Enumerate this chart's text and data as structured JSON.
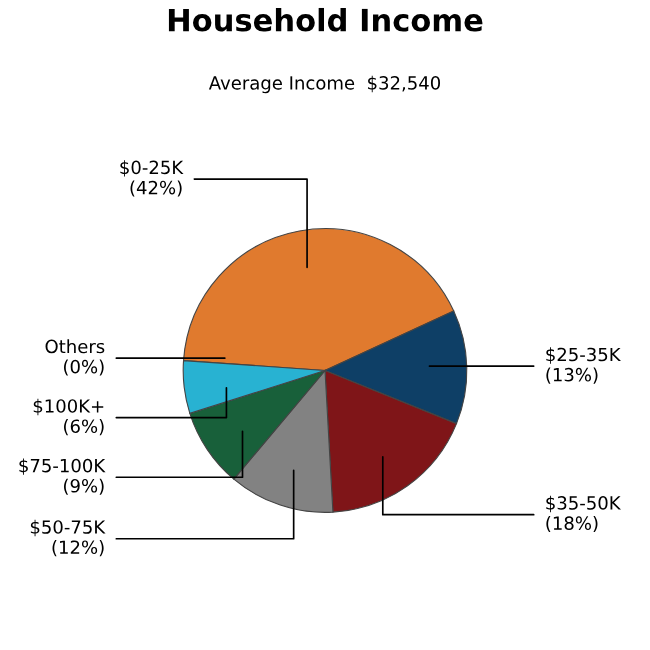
{
  "chart_data": {
    "type": "pie",
    "title": "Household Income",
    "subtitle": "Average Income  $32,540",
    "categories": [
      "$0-25K",
      "$25-35K",
      "$35-50K",
      "$50-75K",
      "$75-100K",
      "$100K+",
      "Others"
    ],
    "values": [
      42,
      13,
      18,
      12,
      9,
      6,
      0
    ],
    "colors": [
      "#e07a2e",
      "#0e3f66",
      "#7f1518",
      "#828282",
      "#18603a",
      "#28b2d2",
      "#9a9a9a"
    ],
    "value_labels": [
      "(42%)",
      "(13%)",
      "(18%)",
      "(12%)",
      "(9%)",
      "(6%)",
      "(0%)"
    ],
    "legend": false
  }
}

++++++

== What is being asked ==
Leave the pictures out, and print every line of the listing exactly as written.

== Full solution ==
Enumerate this chart's text and data as structured JSON.
{
  "chart_data": {
    "type": "pie",
    "title": "Household Income",
    "subtitle": "Average Income  $32,540",
    "categories": [
      "$0-25K",
      "$25-35K",
      "$35-50K",
      "$50-75K",
      "$75-100K",
      "$100K+",
      "Others"
    ],
    "values": [
      42,
      13,
      18,
      12,
      9,
      6,
      0
    ],
    "colors": [
      "#e07a2e",
      "#0e3f66",
      "#7f1518",
      "#828282",
      "#18603a",
      "#28b2d2",
      "#9a9a9a"
    ],
    "value_labels": [
      "(42%)",
      "(13%)",
      "(18%)",
      "(12%)",
      "(9%)",
      "(6%)",
      "(0%)"
    ],
    "legend": false
  }
}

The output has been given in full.